[To be done]:
1. In the blog post about the Rensing Center residency, on how many acres is the center located?
2. Write the next few paragraphs of the blog post about the Rensing Center residency, picking up after its final sentence.

##### Passage

(Above: Filigree in Blue, a fiber vessel made by zigzag machine embroidery. Click on any image in this blog post to enlarge.)
It's hard to believe that a week ago I was spending my last day at Wormfarm Institute, an art residency set on a working organic farm. I left last Friday morning to spend the day in the Chicago Institute of Art. I took scores of photos and hope to blog about it later ... but time is precious, especially since I'm now at the Rensing Center in Pickens, SC ... another art residency ... the gift of even more time!
(Above: The Main building at the Rensing Center. My studio is actually just inside the sliding garage doors!
The Rensing Center is located on 26 acres in the Appalachian foothills near Pickens, South Carolina. It is owned by Ellen Kochansky, an internationally respected fiber artist, who also serves as the center's executive director. I've know of Ellen long before we were finally introduced (a moment I remember very, very well ... it was in June 2008 at my solo show opening for Blues Chapel at the Pickens County Museum of Art and History. I was honored ... floored that someone with her reputation would even come ... and I said so on this very blog!) I also wrote about Ellen's solo show, Embedded Energy, the inaugural show at 701 CCA. That was February 2009. Since that time, Ellen has focused on creating the Rensing Center.
The Rensing Center is unique among art residencies as it focuses not only on art but ecology and professional creative development. I'm thrilled to be here and plan on making art, learning more about composting and ecological issues, and also doing quite a bit of "professional development" as I have several great opportunities on the horizon.
From their website:
The Rensing Center nourishes creative capability. It fosters individual renewal, community connection, and interdisciplinary interaction among people in artistic, environmental, and entrepreneurial fields.
We are a residency program, providing living and work space to self-motivated applicants looking for an isolated rural, creative landscape, for periods ranging from three weeks to three months. Focus may be creative, professional, environmental, or all of these.
So ... This is the door into the Rensing Center's main building.
It opens onto an indoor porch ... where containers for recycling are located. I've already had the opportunity to take them to the Pickens County Trash Facility. It was great! I've never been to a dump before ... especially one that has a recycling bin for everything from electronics to corrugated to paper, glass, plastic, and a working compactor!
There's also a laundry area! No more laundromats like I used in Wisconsin!
Here's my bedroom. Please notice it comes with a cat!
This is Bob. He rules! He's already protected me from "something". I'm not sure what it was as Bob left only the intestines uneaten! Good cat!

##########
##### Records

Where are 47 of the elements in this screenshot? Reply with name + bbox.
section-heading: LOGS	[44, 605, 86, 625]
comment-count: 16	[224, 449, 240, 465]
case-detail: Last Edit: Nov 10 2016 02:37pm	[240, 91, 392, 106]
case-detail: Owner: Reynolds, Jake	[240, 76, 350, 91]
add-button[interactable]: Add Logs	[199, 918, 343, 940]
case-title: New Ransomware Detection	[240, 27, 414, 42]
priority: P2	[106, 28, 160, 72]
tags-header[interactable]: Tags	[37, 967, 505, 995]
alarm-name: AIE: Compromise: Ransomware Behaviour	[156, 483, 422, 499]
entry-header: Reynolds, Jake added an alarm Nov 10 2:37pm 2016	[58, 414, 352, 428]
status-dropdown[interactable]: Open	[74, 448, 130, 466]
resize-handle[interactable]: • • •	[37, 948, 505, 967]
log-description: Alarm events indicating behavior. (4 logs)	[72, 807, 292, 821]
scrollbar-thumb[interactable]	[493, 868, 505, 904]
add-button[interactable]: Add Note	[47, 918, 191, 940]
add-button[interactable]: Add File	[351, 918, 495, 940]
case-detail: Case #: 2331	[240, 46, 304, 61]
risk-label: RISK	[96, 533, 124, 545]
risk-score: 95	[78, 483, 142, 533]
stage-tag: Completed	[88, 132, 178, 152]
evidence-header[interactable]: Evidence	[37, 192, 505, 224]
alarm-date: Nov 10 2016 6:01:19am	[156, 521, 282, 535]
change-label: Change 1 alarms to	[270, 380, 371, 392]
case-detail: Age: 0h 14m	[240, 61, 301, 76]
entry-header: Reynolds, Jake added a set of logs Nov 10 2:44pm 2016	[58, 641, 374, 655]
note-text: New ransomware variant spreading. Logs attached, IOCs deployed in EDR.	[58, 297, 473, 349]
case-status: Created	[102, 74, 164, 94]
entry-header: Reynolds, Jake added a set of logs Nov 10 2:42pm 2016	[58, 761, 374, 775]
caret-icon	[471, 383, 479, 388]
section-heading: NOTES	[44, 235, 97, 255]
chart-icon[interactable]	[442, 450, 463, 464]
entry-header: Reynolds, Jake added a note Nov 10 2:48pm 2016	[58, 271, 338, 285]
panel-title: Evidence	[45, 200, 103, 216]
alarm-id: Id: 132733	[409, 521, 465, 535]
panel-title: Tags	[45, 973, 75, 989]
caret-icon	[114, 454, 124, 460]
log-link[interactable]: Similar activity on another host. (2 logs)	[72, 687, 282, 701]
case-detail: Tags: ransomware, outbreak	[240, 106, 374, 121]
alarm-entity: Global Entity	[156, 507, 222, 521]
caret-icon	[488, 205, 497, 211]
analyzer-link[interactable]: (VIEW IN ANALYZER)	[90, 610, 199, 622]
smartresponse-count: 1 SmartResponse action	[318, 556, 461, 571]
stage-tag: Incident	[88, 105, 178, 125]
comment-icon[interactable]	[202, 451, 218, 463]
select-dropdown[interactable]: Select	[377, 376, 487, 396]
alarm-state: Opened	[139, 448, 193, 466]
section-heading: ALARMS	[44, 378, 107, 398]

##########

[Answers for the tasks]:
1. 26 acres

2.
The Main Building is the location of a large and well stocked library. It also has a WiFi hook up! Yippee!
Books range in topics from all area of art, art history, environmental concerns, poetry, non-fiction, and even a section for DVDs and other media!
Here's the kitchen. (Please notice, Bob has his own door!)
Best of all ... a BATHROOM WITH A FLUSH TOILET! No more out house! Yippee!
My studio is enormous!
No, I didn't bring most of the things in this area ... but I have more than enough space! (It doubles as a wood working studio ... thus there are plenty of tools around too! Love it!)
(Above: Three fiber vessels.)
I was able to arrange my machines and materials and get right to work. Using cording made at the Anderson Center in early May, I immediately made these three fiber vessels.
This is a detail of the "open" one that I'm calling Filigree in Blue. I'm very happy with how it turned out.
This one ended up a bit flatter than I anticipated, but I still like it.
These photographs were taken on the studio floor ... when I had the garage door up.
Some local guy drove up to inquire about the logging being done elsewhere on the property. He was quite taken with my vessels even though he thought they were hats! LOL! So ... let's look around the rest of the place!
My large studio garage door looks directly across to Ellen's new, sustainable house!
(Above: A former resident, the new intern, two residents, the goat herder, and Ellen.)
This is where everyone gathered for a potluck dinner on Tuesday evening.
We ate on the back porch ... which looks over the pasture ... including several goats. Two were born just this week!
Aren't they adorable!
Every day Chad comes by to milk them. They are his goats. He has lots more grazing on other local farms. He's very generous with the milk!
The goats (and some cows) have a nice barn ...
... on the other side of which is Evelyn Rensing Kochansky's house. The center is named for her. She is exactly how I hope I am at ninety-five years of age ... smart, adventuresome, independent, and living to the max!
Just down from there is the "guest house". It might look small but there's a screened porch on the back which makes it a perfect place for writers or poets or other artists who don't need an enormous studio!
Unfortunately, the guest house is beside a steep slope that was once planted with cotton. Cotton doesn't fair well in this soil and especially in this near vertical orientation. The crop failed. Pine trees were allowed to grow among the hardwoods ... but they are now dying and have to be torn down before they fall into the road below (or onto a person!) I'm learning plenty on soil management!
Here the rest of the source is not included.